## Source data
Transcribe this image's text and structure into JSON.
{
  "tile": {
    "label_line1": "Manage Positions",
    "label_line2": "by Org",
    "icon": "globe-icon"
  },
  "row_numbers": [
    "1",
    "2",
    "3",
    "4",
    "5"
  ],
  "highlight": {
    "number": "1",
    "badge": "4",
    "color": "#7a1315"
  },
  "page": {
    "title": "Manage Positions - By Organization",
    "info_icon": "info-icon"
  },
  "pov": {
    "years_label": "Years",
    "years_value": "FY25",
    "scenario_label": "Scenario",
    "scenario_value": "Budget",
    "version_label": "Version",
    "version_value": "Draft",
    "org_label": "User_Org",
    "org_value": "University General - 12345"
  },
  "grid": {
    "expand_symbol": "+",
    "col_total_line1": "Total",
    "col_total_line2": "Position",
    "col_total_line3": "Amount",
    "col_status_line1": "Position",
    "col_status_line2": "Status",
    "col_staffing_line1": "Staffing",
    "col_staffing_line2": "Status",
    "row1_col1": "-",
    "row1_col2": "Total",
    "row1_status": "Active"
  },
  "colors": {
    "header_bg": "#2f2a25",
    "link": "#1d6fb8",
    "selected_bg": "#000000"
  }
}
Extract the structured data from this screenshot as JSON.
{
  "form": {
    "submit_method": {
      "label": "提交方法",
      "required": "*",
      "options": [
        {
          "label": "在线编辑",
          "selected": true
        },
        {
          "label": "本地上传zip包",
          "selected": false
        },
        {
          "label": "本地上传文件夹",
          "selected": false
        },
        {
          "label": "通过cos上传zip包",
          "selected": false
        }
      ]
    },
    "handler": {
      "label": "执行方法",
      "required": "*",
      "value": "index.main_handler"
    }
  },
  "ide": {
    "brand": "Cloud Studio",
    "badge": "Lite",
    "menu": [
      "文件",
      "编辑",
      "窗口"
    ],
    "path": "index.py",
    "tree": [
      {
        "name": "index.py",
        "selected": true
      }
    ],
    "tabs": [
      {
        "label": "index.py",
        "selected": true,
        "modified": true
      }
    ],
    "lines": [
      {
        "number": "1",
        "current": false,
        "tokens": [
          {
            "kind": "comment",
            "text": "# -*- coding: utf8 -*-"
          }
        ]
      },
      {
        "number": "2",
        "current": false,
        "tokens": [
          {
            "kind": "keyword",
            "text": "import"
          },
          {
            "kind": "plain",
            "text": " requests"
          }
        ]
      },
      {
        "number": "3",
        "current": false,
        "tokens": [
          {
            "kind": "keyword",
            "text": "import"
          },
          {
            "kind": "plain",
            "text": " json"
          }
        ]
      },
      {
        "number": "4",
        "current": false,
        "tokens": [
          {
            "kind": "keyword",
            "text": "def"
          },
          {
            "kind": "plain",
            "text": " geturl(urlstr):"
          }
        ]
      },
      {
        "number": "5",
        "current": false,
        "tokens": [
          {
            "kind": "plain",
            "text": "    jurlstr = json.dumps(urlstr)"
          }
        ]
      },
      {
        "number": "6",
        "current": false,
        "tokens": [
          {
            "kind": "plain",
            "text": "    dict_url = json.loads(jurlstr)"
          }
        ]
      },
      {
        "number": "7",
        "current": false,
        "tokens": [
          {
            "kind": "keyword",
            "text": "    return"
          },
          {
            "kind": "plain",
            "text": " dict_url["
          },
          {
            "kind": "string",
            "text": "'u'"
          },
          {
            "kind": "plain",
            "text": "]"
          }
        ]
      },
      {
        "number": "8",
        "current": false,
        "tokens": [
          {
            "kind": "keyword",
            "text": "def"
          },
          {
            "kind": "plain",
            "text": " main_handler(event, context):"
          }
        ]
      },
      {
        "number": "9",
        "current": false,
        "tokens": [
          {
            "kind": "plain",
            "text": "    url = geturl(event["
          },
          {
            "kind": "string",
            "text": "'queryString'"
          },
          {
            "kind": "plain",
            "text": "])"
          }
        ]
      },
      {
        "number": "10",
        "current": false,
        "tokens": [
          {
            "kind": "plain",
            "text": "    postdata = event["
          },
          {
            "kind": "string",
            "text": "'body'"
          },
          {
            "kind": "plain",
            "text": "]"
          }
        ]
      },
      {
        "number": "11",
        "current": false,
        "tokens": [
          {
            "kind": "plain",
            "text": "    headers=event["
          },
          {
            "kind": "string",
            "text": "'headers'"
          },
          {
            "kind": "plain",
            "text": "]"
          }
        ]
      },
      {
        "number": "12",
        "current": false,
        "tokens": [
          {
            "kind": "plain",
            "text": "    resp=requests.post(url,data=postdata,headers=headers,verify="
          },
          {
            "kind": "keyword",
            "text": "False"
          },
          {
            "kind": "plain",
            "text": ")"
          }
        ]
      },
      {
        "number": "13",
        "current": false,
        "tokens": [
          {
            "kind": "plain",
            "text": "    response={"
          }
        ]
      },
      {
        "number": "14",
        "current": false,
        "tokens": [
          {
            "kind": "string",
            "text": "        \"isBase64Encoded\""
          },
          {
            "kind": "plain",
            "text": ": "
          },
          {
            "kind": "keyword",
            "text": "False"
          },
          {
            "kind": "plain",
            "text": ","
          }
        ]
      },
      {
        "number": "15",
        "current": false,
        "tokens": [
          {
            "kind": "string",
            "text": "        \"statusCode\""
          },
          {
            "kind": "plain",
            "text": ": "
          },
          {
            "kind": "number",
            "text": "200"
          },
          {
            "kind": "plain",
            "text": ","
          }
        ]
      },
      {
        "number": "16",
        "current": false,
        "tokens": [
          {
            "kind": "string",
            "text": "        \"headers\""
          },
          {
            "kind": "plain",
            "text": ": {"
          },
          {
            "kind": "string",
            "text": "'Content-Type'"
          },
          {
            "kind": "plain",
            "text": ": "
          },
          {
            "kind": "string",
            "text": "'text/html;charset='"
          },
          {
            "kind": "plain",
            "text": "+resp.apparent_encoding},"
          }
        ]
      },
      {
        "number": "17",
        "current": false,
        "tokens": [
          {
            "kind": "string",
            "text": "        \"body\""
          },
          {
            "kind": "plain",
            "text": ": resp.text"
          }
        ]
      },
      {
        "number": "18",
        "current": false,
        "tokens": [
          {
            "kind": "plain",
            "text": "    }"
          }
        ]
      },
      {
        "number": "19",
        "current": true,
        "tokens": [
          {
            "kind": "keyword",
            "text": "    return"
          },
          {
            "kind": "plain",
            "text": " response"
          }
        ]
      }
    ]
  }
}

## Exercise brief
Pull every line containing "Positions" from the data.

## In response
    "label_line1": "Manage Positions",
    "title": "Manage Positions - By Organization",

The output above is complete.